/---
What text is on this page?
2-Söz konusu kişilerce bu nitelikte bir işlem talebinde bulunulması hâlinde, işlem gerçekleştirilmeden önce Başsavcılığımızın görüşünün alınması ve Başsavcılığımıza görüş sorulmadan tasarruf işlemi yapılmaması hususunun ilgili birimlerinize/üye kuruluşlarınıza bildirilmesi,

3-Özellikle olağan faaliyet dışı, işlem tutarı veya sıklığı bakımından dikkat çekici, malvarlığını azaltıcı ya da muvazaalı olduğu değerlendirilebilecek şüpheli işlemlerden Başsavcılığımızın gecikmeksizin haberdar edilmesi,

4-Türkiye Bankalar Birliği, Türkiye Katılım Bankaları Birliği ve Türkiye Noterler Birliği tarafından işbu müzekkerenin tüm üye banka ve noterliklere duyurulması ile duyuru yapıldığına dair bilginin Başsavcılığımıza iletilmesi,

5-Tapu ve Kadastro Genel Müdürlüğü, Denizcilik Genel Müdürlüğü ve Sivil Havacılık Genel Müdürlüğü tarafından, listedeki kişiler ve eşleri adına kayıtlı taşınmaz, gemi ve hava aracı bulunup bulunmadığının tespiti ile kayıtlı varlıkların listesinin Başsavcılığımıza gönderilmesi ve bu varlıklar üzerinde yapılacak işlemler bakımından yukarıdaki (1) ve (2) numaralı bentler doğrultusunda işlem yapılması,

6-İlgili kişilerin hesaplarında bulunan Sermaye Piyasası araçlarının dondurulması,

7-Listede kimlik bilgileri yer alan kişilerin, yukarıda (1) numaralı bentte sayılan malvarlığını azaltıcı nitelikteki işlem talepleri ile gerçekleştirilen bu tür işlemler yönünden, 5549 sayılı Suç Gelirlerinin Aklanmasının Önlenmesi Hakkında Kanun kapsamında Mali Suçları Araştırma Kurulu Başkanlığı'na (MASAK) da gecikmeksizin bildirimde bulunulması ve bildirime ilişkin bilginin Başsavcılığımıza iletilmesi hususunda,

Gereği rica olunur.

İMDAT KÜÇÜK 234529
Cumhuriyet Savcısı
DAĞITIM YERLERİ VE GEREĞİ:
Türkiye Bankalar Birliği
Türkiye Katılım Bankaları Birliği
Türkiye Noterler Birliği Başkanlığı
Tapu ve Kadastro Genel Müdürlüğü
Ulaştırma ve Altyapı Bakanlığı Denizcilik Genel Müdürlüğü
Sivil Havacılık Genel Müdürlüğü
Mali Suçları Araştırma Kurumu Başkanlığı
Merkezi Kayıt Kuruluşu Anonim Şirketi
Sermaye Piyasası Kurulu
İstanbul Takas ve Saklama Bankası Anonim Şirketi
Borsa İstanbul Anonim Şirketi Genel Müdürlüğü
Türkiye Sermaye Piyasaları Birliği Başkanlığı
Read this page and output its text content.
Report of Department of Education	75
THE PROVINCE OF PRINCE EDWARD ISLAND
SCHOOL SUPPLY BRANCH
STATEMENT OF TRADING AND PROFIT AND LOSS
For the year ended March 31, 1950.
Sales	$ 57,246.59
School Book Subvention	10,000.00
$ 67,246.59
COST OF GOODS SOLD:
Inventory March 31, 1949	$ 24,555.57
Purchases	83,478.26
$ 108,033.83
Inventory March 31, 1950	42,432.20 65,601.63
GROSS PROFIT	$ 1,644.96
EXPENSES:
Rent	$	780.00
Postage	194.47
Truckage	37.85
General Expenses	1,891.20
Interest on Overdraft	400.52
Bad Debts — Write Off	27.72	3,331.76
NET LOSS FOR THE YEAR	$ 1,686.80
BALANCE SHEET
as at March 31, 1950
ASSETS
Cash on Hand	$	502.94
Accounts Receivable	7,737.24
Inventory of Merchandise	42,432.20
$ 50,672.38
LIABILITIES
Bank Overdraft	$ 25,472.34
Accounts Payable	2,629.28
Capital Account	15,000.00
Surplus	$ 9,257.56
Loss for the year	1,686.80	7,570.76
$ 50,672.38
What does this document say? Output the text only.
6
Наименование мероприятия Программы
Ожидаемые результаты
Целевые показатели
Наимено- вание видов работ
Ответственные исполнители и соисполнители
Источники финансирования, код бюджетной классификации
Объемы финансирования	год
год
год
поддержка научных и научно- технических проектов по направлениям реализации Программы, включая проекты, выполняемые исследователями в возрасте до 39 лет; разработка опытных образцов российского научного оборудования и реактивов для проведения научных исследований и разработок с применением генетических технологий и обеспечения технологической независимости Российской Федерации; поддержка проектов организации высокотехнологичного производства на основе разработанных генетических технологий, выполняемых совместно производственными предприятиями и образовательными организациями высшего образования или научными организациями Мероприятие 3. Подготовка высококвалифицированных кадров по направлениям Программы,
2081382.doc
\---
Task objective: Write out all the entries exactly.

Output of the exercise:
What text is on this page?
2-Söz konusu kişilerce bu nitelikte bir işlem talebinde bulunulması hâlinde, işlem gerçekleştirilmeden önce Başsavcılığımızın görüşünün alınması ve Başsavcılığımıza görüş sorulmadan tasarruf işlemi yapılmaması hususunun ilgili birimlerinize/üye kuruluşlarınıza bildirilmesi,

3-Özellikle olağan faaliyet dışı, işlem tutarı veya sıklığı bakımından dikkat çekici, malvarlığını azaltıcı ya da muvazaalı olduğu değerlendirilebilecek şüpheli işlemlerden Başsavcılığımızın gecikmeksizin haberdar edilmesi,

4-Türkiye Bankalar Birliği, Türkiye Katılım Bankaları Birliği ve Türkiye Noterler Birliği tarafından işbu müzekkerenin tüm üye banka ve noterliklere duyurulması ile duyuru yapıldığına dair bilginin Başsavcılığımıza iletilmesi,

5-Tapu ve Kadastro Genel Müdürlüğü, Denizcilik Genel Müdürlüğü ve Sivil Havacılık Genel Müdürlüğü tarafından, listedeki kişiler ve eşleri adına kayıtlı taşınmaz, gemi ve hava aracı bulunup bulunmadığının tespiti ile kayıtlı varlıkların listesinin Başsavcılığımıza gönderilmesi ve bu varlıklar üzerinde yapılacak işlemler bakımından yukarıdaki (1) ve (2) numaralı bentler doğrultusunda işlem yapılması,

6-İlgili kişilerin hesaplarında bulunan Sermaye Piyasası araçlarının dondurulması,

7-Listede kimlik bilgileri yer alan kişilerin, yukarıda (1) numaralı bentte sayılan malvarlığını azaltıcı nitelikteki işlem talepleri ile gerçekleştirilen bu tür işlemler yönünden, 5549 sayılı Suç Gelirlerinin Aklanmasının Önlenmesi Hakkında Kanun kapsamında Mali Suçları Araştırma Kurulu Başkanlığı'na (MASAK) da gecikmeksizin bildirimde bulunulması ve bildirime ilişkin bilginin Başsavcılığımıza iletilmesi hususunda,

Gereği rica olunur.

İMDAT KÜÇÜK 234529
Cumhuriyet Savcısı
DAĞITIM YERLERİ VE GEREĞİ:
Türkiye Bankalar Birliği
Türkiye Katılım Bankaları Birliği
Türkiye Noterler Birliği Başkanlığı
Tapu ve Kadastro Genel Müdürlüğü
Ulaştırma ve Altyapı Bakanlığı Denizcilik Genel Müdürlüğü
Sivil Havacılık Genel Müdürlüğü
Mali Suçları Araştırma Kurumu Başkanlığı
Merkezi Kayıt Kuruluşu Anonim Şirketi
Sermaye Piyasası Kurulu
İstanbul Takas ve Saklama Bankası Anonim Şirketi
Borsa İstanbul Anonim Şirketi Genel Müdürlüğü
Türkiye Sermaye Piyasaları Birliği Başkanlığı
Read this page and output its text content.
Report of Department of Education	75
THE PROVINCE OF PRINCE EDWARD ISLAND
SCHOOL SUPPLY BRANCH
STATEMENT OF TRADING AND PROFIT AND LOSS
For the year ended March 31, 1950.
Sales	$ 57,246.59
School Book Subvention	10,000.00
$ 67,246.59
COST OF GOODS SOLD:
Inventory March 31, 1949	$ 24,555.57
Purchases	83,478.26
$ 108,033.83
Inventory March 31, 1950	42,432.20 65,601.63
GROSS PROFIT	$ 1,644.96
EXPENSES:
Rent	$	780.00
Postage	194.47
Truckage	37.85
General Expenses	1,891.20
Interest on Overdraft	400.52
Bad Debts — Write Off	27.72	3,331.76
NET LOSS FOR THE YEAR	$ 1,686.80
BALANCE SHEET
as at March 31, 1950
ASSETS
Cash on Hand	$	502.94
Accounts Receivable	7,737.24
Inventory of Merchandise	42,432.20
$ 50,672.38
LIABILITIES
Bank Overdraft	$ 25,472.34
Accounts Payable	2,629.28
Capital Account	15,000.00
Surplus	$ 9,257.56
Loss for the year	1,686.80	7,570.76
$ 50,672.38
What does this document say? Output the text only.
6
Наименование мероприятия Программы
Ожидаемые результаты
Целевые показатели
Наимено- вание видов работ
Ответственные исполнители и соисполнители
Источники финансирования, код бюджетной классификации
Объемы финансирования	год
год
год
поддержка научных и научно- технических проектов по направлениям реализации Программы, включая проекты, выполняемые исследователями в возрасте до 39 лет; разработка опытных образцов российского научного оборудования и реактивов для проведения научных исследований и разработок с применением генетических технологий и обеспечения технологической независимости Российской Федерации; поддержка проектов организации высокотехнологичного производства на основе разработанных генетических технологий, выполняемых совместно производственными предприятиями и образовательными организациями высшего образования или научными организациями Мероприятие 3. Подготовка высококвалифицированных кадров по направлениям Программы,
2081382.doc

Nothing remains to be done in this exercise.